-- START Material --

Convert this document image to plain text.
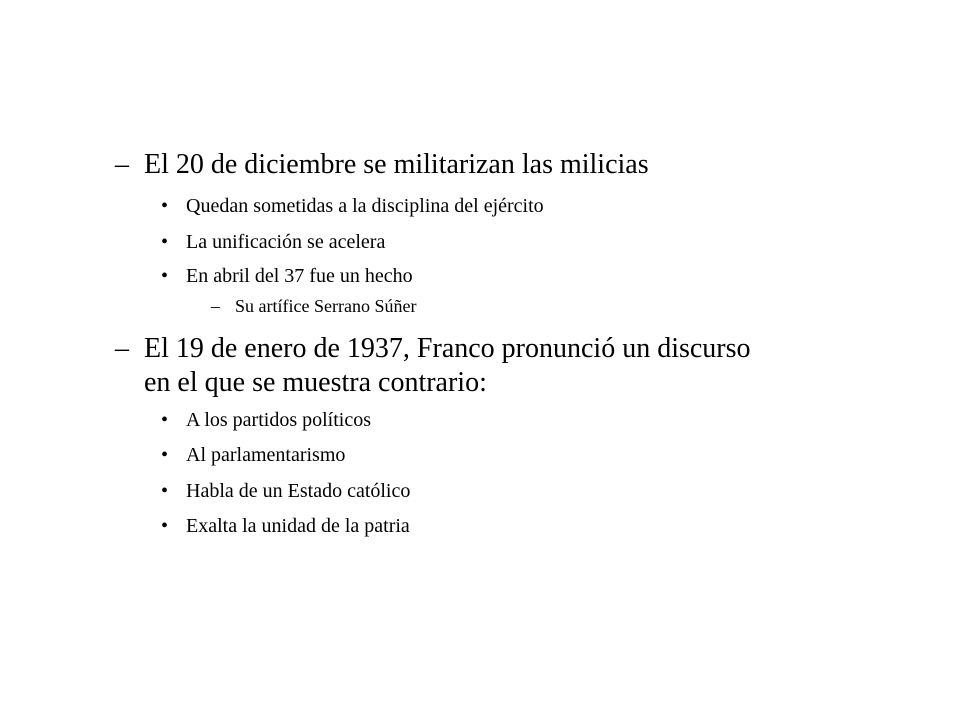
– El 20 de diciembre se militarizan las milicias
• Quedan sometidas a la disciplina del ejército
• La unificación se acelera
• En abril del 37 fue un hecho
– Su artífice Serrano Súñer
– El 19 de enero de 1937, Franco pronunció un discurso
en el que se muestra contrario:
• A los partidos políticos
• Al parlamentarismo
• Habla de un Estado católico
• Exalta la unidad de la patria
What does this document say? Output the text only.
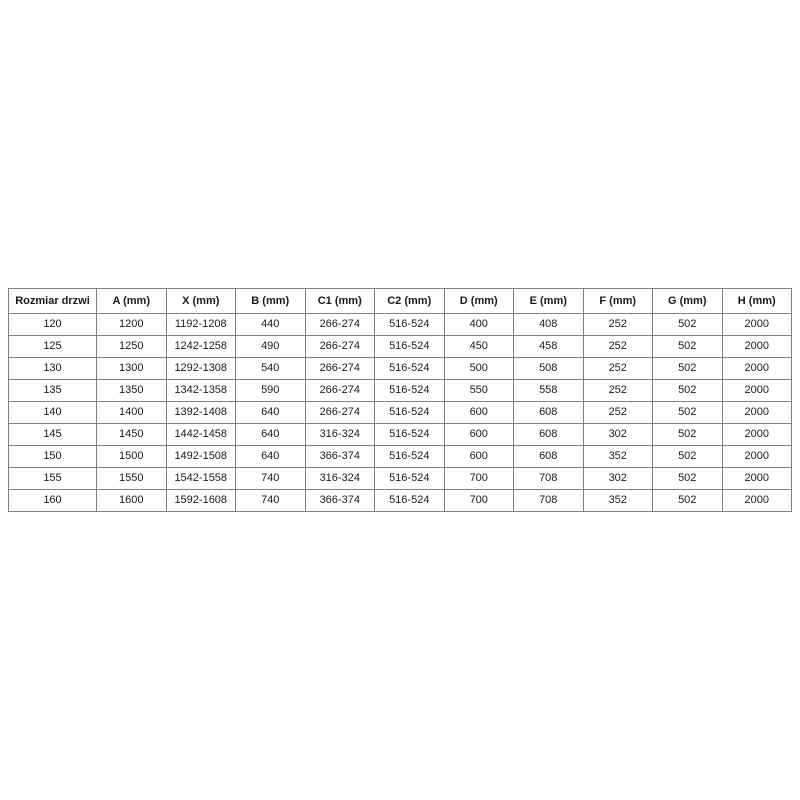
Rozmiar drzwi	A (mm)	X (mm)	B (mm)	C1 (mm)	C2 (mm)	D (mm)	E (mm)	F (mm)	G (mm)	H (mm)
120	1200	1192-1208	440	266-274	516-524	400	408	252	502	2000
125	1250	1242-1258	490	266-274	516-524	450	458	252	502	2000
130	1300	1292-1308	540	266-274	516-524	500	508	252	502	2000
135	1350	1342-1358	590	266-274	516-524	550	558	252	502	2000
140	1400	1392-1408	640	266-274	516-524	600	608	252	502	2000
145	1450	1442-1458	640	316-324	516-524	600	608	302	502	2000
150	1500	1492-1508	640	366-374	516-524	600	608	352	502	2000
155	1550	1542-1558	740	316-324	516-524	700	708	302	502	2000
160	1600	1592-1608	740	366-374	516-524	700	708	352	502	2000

-- END Material --

Your task
Set down all the data again exactly as above, pictures excluded.

Exercise answer
Convert this document image to plain text.
– El 20 de diciembre se militarizan las milicias
• Quedan sometidas a la disciplina del ejército
• La unificación se acelera
• En abril del 37 fue un hecho
– Su artífice Serrano Súñer
– El 19 de enero de 1937, Franco pronunció un discurso
en el que se muestra contrario:
• A los partidos políticos
• Al parlamentarismo
• Habla de un Estado católico
• Exalta la unidad de la patria
What does this document say? Output the text only.
Rozmiar drzwi	A (mm)	X (mm)	B (mm)	C1 (mm)	C2 (mm)	D (mm)	E (mm)	F (mm)	G (mm)	H (mm)
120	1200	1192-1208	440	266-274	516-524	400	408	252	502	2000
125	1250	1242-1258	490	266-274	516-524	450	458	252	502	2000
130	1300	1292-1308	540	266-274	516-524	500	508	252	502	2000
135	1350	1342-1358	590	266-274	516-524	550	558	252	502	2000
140	1400	1392-1408	640	266-274	516-524	600	608	252	502	2000
145	1450	1442-1458	640	316-324	516-524	600	608	302	502	2000
150	1500	1492-1508	640	366-374	516-524	600	608	352	502	2000
155	1550	1542-1558	740	316-324	516-524	700	708	302	502	2000
160	1600	1592-1608	740	366-374	516-524	700	708	352	502	2000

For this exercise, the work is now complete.